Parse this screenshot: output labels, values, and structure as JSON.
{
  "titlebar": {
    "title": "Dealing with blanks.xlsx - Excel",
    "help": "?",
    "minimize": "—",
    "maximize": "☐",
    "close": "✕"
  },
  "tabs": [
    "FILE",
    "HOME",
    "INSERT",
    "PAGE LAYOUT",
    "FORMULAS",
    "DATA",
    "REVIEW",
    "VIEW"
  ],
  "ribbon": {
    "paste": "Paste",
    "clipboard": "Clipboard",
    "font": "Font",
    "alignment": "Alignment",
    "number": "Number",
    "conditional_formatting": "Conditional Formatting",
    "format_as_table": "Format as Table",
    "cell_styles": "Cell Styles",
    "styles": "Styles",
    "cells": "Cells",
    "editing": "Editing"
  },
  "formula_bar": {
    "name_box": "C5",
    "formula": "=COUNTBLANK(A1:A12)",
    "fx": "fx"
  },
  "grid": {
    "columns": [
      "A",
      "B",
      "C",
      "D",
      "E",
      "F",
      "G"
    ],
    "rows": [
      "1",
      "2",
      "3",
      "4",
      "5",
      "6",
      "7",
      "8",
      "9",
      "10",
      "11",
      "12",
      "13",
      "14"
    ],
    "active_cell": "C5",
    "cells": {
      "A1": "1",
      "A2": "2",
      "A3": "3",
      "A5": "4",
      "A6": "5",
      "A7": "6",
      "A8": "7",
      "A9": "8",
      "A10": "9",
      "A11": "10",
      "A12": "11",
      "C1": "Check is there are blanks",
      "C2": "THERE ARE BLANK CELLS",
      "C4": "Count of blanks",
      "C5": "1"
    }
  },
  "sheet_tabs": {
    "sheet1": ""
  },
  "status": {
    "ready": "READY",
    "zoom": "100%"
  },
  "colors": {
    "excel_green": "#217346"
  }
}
-=-=-=-=-
WHAT NEEDS TO BE DONE: Lines with the string "blanks": pick each one out of the material and return it.

RESULT OF THIS EXERCISE:
    "title": "Dealing with blanks.xlsx - Excel",
      "C1": "Check is there are blanks",
      "C4": "Count of blanks",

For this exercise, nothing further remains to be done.